Dataset items
-- start --

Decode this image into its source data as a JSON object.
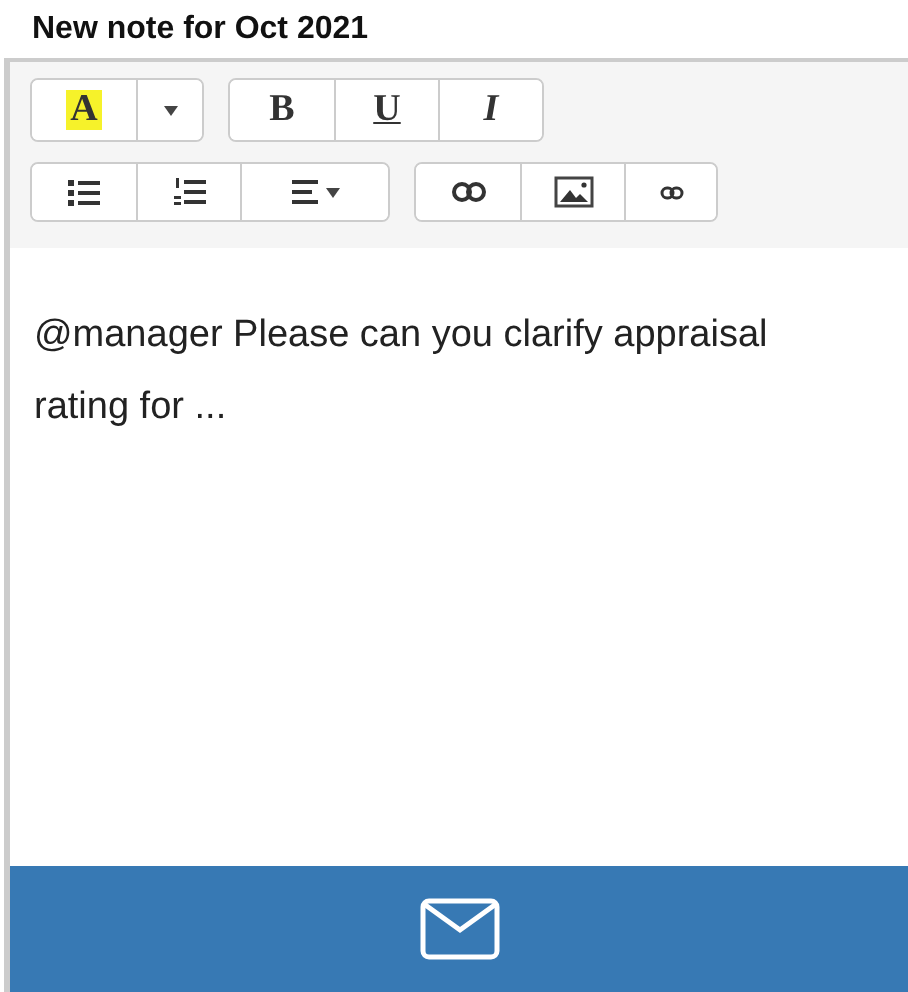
{
  "title": "New note for Oct 2021",
  "toolbar": {
    "rows": [
      [
        {
          "buttons": [
            {
              "kind": "highlight",
              "label": "A"
            },
            {
              "kind": "caret"
            }
          ]
        },
        {
          "buttons": [
            {
              "kind": "bold",
              "label": "B"
            },
            {
              "kind": "underline",
              "label": "U"
            },
            {
              "kind": "italic",
              "label": "I"
            }
          ]
        }
      ],
      [
        {
          "buttons": [
            {
              "kind": "bullets"
            },
            {
              "kind": "numbers"
            },
            {
              "kind": "align"
            }
          ]
        },
        {
          "buttons": [
            {
              "kind": "link"
            },
            {
              "kind": "image"
            },
            {
              "kind": "smalllink"
            }
          ]
        }
      ]
    ]
  },
  "body": "@manager Please can you clarify appraisal rating for ...",
  "send_button": {
    "kind": "mail"
  }
}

-- end --

• EXERCISE: Copy out every line from the material above in which the word "image" appears.

• RESULT OF THE TASK:
Decode this image into its source data as a JSON object.
              "kind": "image"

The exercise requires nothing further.